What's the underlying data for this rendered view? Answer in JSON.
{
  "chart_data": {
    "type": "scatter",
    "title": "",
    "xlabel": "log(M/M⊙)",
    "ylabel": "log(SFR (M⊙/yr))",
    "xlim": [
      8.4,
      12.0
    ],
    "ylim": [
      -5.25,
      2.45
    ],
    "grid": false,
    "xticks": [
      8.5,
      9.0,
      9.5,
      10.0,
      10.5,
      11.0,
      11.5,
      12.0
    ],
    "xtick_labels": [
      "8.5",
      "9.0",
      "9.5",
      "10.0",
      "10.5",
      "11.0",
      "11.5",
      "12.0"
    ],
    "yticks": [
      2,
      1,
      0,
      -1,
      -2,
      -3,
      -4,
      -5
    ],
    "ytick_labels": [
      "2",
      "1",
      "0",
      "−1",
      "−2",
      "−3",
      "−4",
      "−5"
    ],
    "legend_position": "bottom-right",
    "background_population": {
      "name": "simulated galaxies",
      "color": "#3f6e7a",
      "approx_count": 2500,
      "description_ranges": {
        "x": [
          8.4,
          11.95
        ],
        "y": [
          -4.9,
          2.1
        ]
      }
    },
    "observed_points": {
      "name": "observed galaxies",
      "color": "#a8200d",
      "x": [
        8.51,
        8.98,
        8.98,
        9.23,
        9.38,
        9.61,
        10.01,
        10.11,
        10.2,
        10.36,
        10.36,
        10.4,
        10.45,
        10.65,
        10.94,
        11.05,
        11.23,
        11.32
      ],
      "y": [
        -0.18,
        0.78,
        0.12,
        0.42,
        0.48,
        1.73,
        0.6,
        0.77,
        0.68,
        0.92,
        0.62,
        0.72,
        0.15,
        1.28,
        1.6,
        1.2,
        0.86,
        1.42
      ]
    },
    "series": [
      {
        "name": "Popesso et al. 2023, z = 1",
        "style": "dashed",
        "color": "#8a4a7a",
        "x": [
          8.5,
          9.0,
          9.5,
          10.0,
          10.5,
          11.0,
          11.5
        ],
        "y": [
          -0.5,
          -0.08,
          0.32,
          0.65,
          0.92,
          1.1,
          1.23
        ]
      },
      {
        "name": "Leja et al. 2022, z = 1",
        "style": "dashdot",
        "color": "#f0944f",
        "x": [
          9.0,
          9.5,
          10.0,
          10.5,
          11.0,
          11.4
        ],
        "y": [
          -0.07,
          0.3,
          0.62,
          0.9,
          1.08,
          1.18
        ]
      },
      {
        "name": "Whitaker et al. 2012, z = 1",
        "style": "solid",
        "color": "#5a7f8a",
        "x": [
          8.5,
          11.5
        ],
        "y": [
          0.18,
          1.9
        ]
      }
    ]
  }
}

▶ Exercise directions:
Scan the material line by line and report each one that contains "galaxies".

▶ Completed exercise:
      "name": "simulated galaxies",
      "name": "observed galaxies",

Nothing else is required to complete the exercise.